THE PROBLEM: Determine how many lines in the data below contain "label" and write only that number.

DATASET ENTRIES:
(begin)

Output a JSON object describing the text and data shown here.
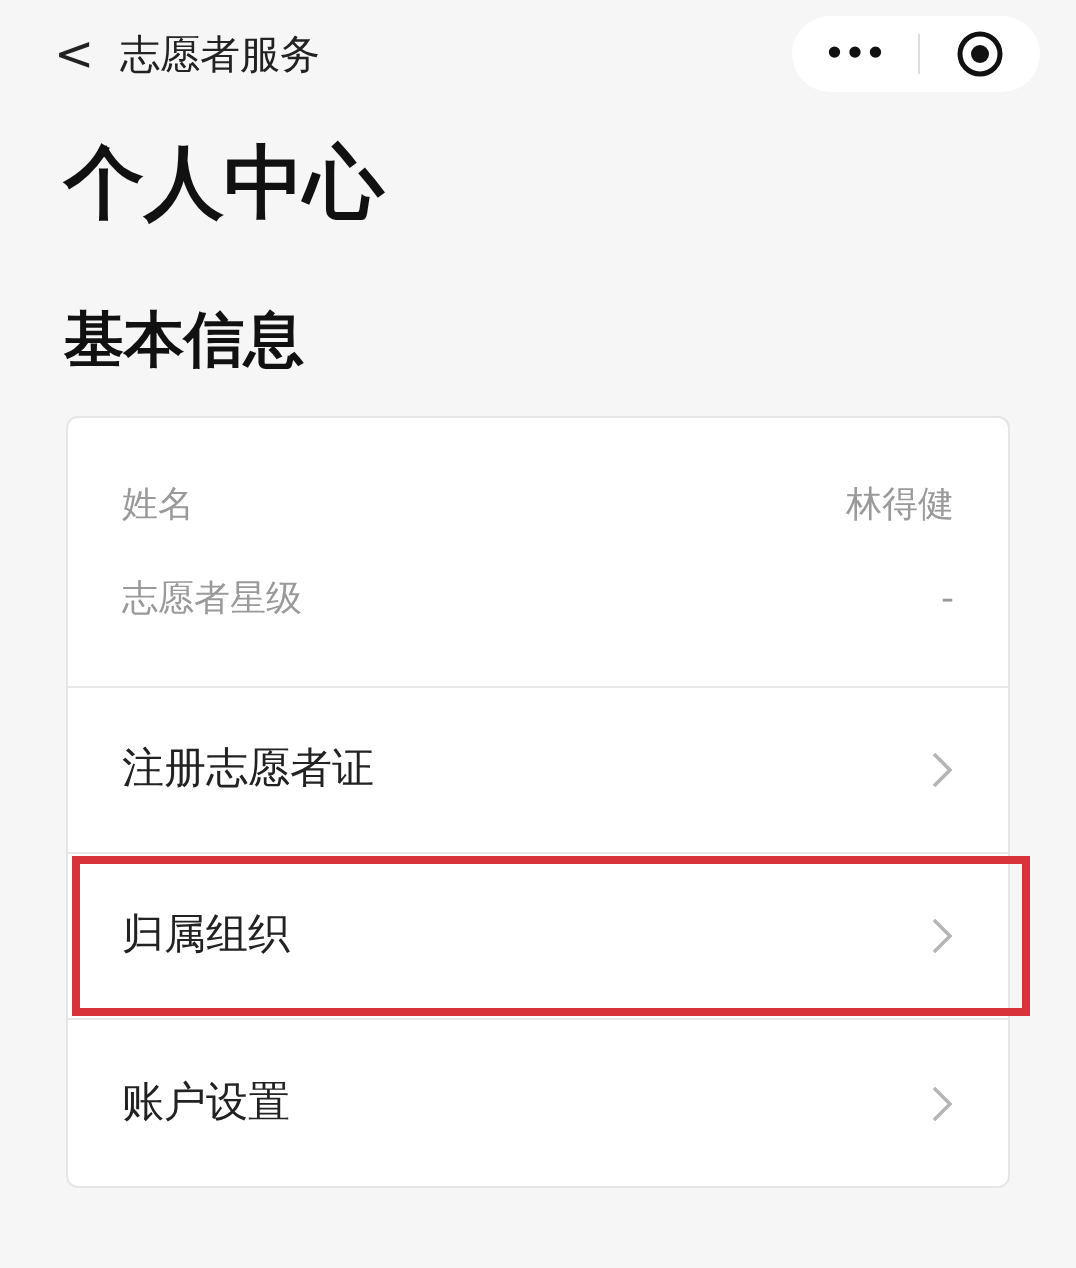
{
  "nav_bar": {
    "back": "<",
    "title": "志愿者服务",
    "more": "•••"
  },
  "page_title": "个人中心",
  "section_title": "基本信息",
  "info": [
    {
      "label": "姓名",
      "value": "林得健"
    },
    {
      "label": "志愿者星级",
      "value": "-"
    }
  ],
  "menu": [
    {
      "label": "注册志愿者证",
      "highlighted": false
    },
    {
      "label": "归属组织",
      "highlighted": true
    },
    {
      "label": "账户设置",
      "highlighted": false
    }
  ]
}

(end)

EXERCISE SOLUTION: 5